Tâche courte —
Recopiez mot pour mot l'ensemble du matériel ci-dessous, en omettant les images.

[Données d'annotation de mise en page visuelle]
★ ★ ★ ★ ★ ★ ★

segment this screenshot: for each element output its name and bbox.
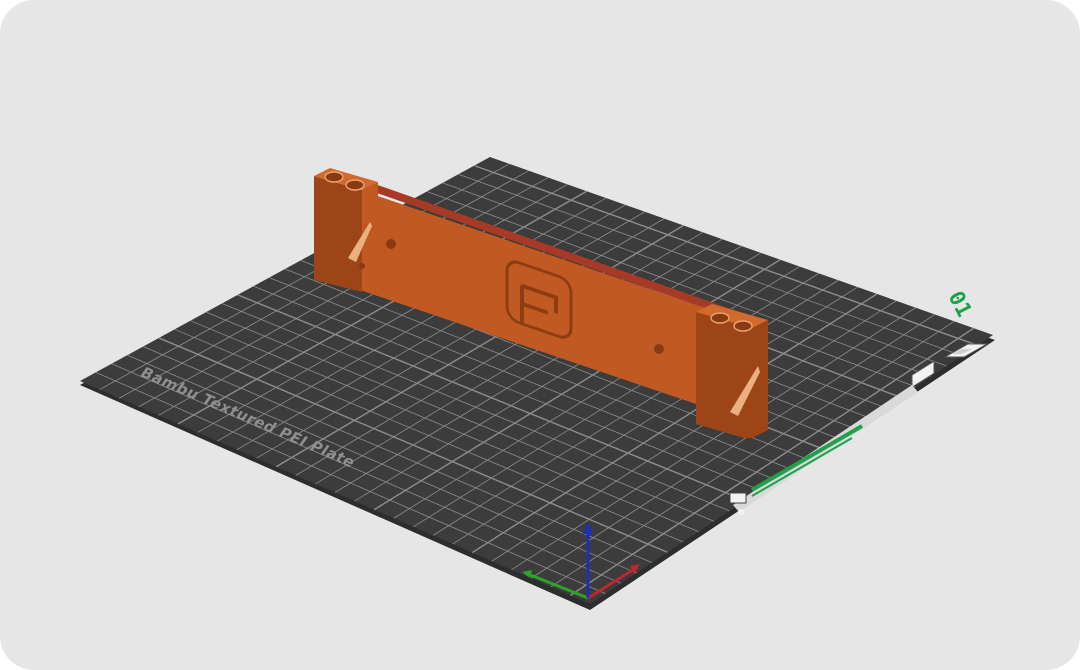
- model-right-block-side: [696, 312, 744, 438]
- model-mount-hole: [359, 263, 365, 269]
- model-hole: [345, 179, 365, 191]
- model-hole: [733, 320, 753, 332]
- model-mount-hole: [654, 344, 664, 354]
- model-hole: [324, 171, 344, 183]
- model-mount-hole: [386, 239, 396, 249]
- model-hole: [710, 312, 730, 324]
- model-left-block-side: [314, 176, 362, 292]
- plate-scene[interactable]: Bambu Textured PEI Plate 01: [0, 0, 1080, 670]
- 3d-viewport[interactable]: Bambu Textured PEI Plate 01: [0, 0, 1080, 670]
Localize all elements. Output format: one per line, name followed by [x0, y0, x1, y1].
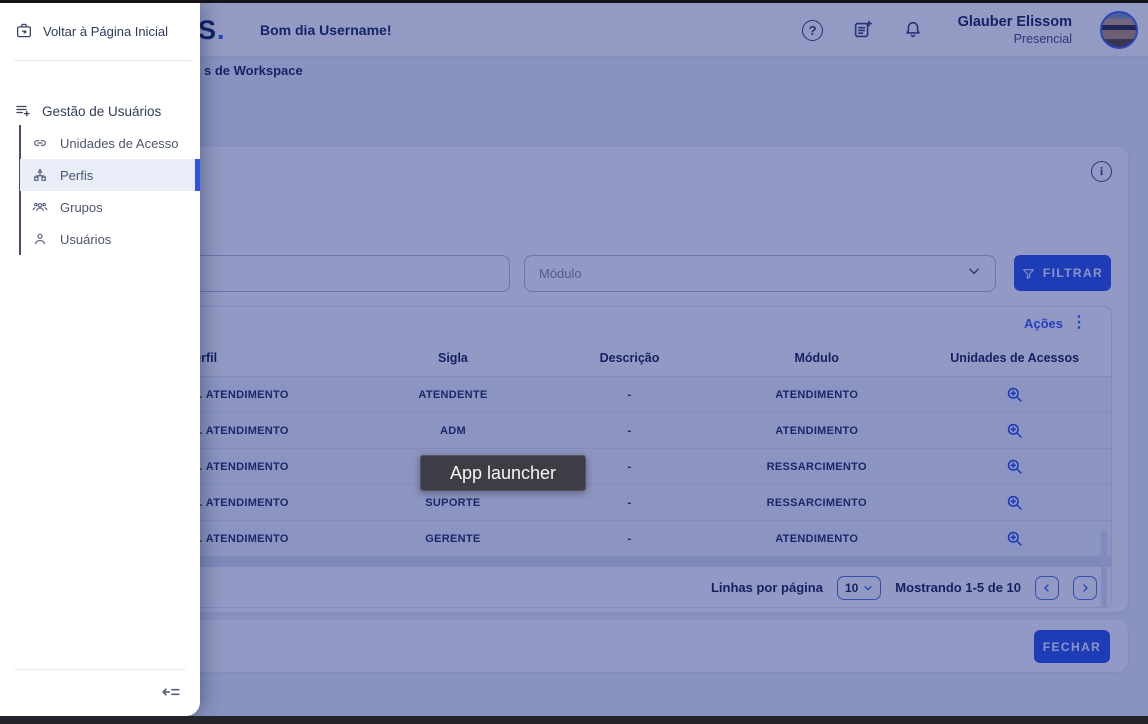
user-icon	[32, 231, 48, 247]
app-launcher-tooltip: App launcher	[420, 455, 586, 491]
sidebar-item-label: Unidades de Acesso	[60, 136, 179, 151]
sidebar-item-grupos[interactable]: Grupos	[0, 191, 200, 223]
sidebar-item-usuarios[interactable]: Usuários	[0, 223, 200, 255]
window-top-edge	[0, 0, 1148, 3]
sidebar-item-label: Grupos	[60, 200, 103, 215]
drawer-divider	[14, 669, 186, 670]
navigation-drawer: Voltar à Página Inicial Gestão de Usuári…	[0, 3, 200, 716]
users-group-icon	[32, 199, 48, 215]
back-to-home-item[interactable]: Voltar à Página Inicial	[15, 22, 168, 40]
back-to-home-label: Voltar à Página Inicial	[43, 24, 168, 39]
briefcase-return-icon	[15, 22, 33, 40]
selected-indicator	[195, 159, 200, 191]
sidebar-item-unidades-de-acesso[interactable]: Unidades de Acesso	[0, 127, 200, 159]
link-icon	[32, 135, 48, 151]
sidebar-item-label: Perfis	[60, 168, 93, 183]
drawer-subitems: Unidades de Acesso Perfis Grupos Usuário…	[0, 127, 200, 255]
sidebar-item-perfis[interactable]: Perfis	[20, 159, 200, 191]
screen: S. Bom dia Username! ? Glauber Elissom P…	[0, 0, 1148, 724]
section-label: Gestão de Usuários	[42, 104, 161, 119]
sidebar-item-label: Usuários	[60, 232, 111, 247]
sidebar-item-gestao-de-usuarios[interactable]: Gestão de Usuários	[14, 102, 161, 120]
list-add-icon	[14, 102, 32, 120]
collapse-sidebar-icon[interactable]	[160, 681, 182, 703]
hierarchy-icon	[32, 167, 48, 183]
window-bottom-edge	[0, 716, 1148, 724]
drawer-divider	[14, 60, 192, 61]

★ ★ ★ ★ ★ ★ ★

Corrigé —
segment this screenshot: for each element output its name and bbox.
- model-right-block-side: [696, 312, 744, 438]
- model-mount-hole: [359, 263, 365, 269]
- model-hole: [345, 179, 365, 191]
- model-hole: [733, 320, 753, 332]
- model-mount-hole: [654, 344, 664, 354]
- model-hole: [324, 171, 344, 183]
- model-mount-hole: [386, 239, 396, 249]
- model-hole: [710, 312, 730, 324]
- model-left-block-side: [314, 176, 362, 292]
- plate-scene[interactable]: Bambu Textured PEI Plate 01: [0, 0, 1080, 670]
- 3d-viewport[interactable]: Bambu Textured PEI Plate 01: [0, 0, 1080, 670]
Localize all elements. Output format: one per line, name followed by [x0, y0, x1, y1].
user-icon	[32, 231, 48, 247]
app-launcher-tooltip: App launcher	[420, 455, 586, 491]
sidebar-item-label: Unidades de Acesso	[60, 136, 179, 151]
sidebar-item-grupos[interactable]: Grupos	[0, 191, 200, 223]
sidebar-item-usuarios[interactable]: Usuários	[0, 223, 200, 255]
window-top-edge	[0, 0, 1148, 3]
sidebar-item-label: Grupos	[60, 200, 103, 215]
drawer-divider	[14, 669, 186, 670]
navigation-drawer: Voltar à Página Inicial Gestão de Usuári…	[0, 3, 200, 716]
users-group-icon	[32, 199, 48, 215]
back-to-home-item[interactable]: Voltar à Página Inicial	[15, 22, 168, 40]
back-to-home-label: Voltar à Página Inicial	[43, 24, 168, 39]
briefcase-return-icon	[15, 22, 33, 40]
selected-indicator	[195, 159, 200, 191]
sidebar-item-unidades-de-acesso[interactable]: Unidades de Acesso	[0, 127, 200, 159]
link-icon	[32, 135, 48, 151]
sidebar-item-label: Perfis	[60, 168, 93, 183]
drawer-subitems: Unidades de Acesso Perfis Grupos Usuário…	[0, 127, 200, 255]
sidebar-item-perfis[interactable]: Perfis	[20, 159, 200, 191]
screen: S. Bom dia Username! ? Glauber Elissom P…	[0, 0, 1148, 724]
section-label: Gestão de Usuários	[42, 104, 161, 119]
sidebar-item-label: Usuários	[60, 232, 111, 247]
sidebar-item-gestao-de-usuarios[interactable]: Gestão de Usuários	[14, 102, 161, 120]
list-add-icon	[14, 102, 32, 120]
collapse-sidebar-icon[interactable]	[160, 681, 182, 703]
hierarchy-icon	[32, 167, 48, 183]
window-bottom-edge	[0, 716, 1148, 724]
drawer-divider	[14, 60, 192, 61]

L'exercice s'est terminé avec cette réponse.